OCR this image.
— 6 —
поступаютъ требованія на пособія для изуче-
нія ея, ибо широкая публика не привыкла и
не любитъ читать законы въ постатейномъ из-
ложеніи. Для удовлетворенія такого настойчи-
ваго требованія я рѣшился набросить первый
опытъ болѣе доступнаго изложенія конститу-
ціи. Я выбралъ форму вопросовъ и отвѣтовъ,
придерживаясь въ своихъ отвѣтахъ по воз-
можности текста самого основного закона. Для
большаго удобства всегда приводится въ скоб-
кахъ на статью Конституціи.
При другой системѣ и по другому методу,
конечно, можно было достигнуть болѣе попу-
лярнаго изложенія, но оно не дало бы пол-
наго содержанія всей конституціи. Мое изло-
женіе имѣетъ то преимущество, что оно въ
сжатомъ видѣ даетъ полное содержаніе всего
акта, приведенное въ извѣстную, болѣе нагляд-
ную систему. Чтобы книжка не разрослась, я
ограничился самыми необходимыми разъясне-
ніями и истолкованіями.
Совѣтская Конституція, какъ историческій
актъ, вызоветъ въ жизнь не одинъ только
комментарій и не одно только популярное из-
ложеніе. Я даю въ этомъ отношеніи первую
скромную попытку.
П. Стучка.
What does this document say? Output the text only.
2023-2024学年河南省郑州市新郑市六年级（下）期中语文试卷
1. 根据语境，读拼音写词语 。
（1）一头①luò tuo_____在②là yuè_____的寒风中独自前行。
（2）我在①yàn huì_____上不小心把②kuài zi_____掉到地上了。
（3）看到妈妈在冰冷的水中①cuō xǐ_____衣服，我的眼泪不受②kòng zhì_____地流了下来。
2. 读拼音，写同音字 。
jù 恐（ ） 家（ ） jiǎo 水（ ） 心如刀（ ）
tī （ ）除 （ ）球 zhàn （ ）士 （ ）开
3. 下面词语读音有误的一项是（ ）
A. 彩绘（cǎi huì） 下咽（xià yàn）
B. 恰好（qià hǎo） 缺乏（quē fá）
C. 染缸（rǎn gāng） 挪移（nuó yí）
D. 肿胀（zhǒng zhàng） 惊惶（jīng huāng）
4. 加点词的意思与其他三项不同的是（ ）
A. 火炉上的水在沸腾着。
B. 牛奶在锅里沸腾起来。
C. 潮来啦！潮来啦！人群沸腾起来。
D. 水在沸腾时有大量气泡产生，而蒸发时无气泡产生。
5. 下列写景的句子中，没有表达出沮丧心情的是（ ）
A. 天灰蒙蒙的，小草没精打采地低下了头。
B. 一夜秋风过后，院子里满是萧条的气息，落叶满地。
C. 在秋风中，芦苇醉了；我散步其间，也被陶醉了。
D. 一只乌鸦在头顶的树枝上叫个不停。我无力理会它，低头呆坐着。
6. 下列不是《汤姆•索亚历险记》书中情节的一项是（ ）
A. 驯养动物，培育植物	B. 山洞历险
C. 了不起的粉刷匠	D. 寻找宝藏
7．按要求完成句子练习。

········

▸ Objective
Show every line from the entries above in which "только" appears.

▸ Exercise response
актъ, вызоветъ въ жизнь не одинъ только
комментарій и не одно только популярное из-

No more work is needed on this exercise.